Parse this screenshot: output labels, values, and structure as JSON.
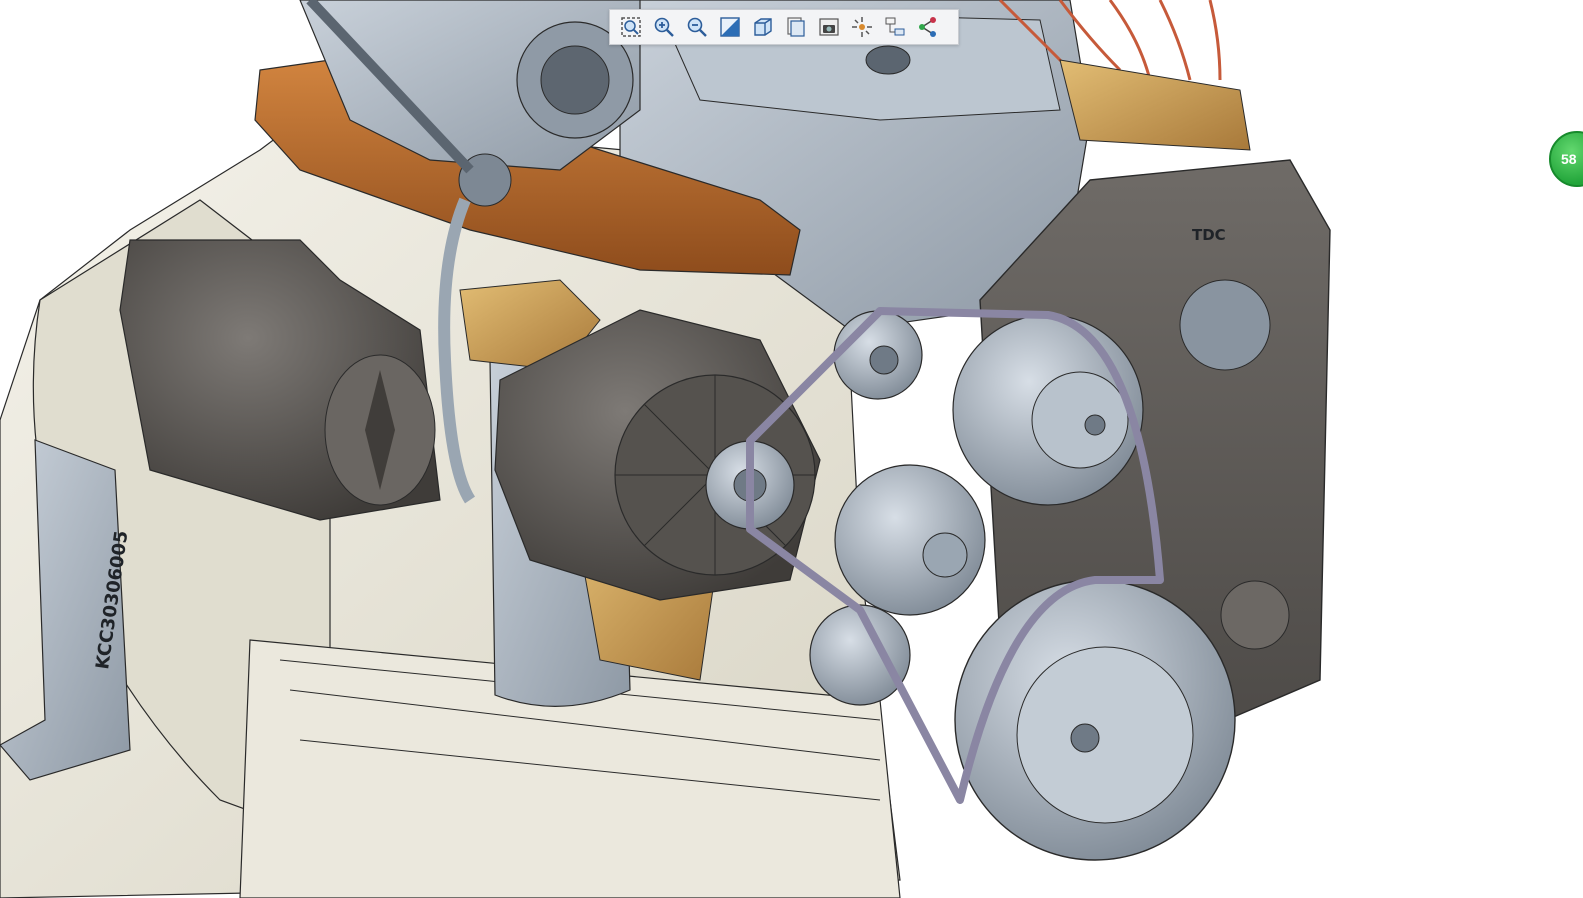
{
  "viewer": {
    "toolbar": [
      {
        "id": "zoom-fit",
        "icon": "zoom-fit-icon"
      },
      {
        "id": "zoom-in",
        "icon": "zoom-in-icon"
      },
      {
        "id": "zoom-out",
        "icon": "zoom-out-icon"
      },
      {
        "id": "shading",
        "icon": "shading-icon"
      },
      {
        "id": "view-cube",
        "icon": "view-orientation-icon"
      },
      {
        "id": "saved-views",
        "icon": "saved-views-icon"
      },
      {
        "id": "snapshot",
        "icon": "camera-icon"
      },
      {
        "id": "explode",
        "icon": "explode-icon"
      },
      {
        "id": "model-tree",
        "icon": "model-tree-icon"
      },
      {
        "id": "share",
        "icon": "share-icon"
      }
    ],
    "badge_text": "58"
  },
  "model": {
    "timing_cover_label": "TDC",
    "bracket_engraving": "KCC30306005"
  },
  "colors": {
    "background": "#ffffff",
    "block": "#e9e6da",
    "steel": "#aab4bf",
    "dark_grey": "#5d5a56",
    "copper": "#b66a2c",
    "brass": "#caa15c",
    "belt": "#8a86a3",
    "line": "#2a2a2a",
    "badge": "#2fbf47"
  }
}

*Task instructions*
Which lines hold the word "model"? Show each one.

*Exercise solution*
        "id": "model-tree",
        "icon": "model-tree-icon"
  "model": {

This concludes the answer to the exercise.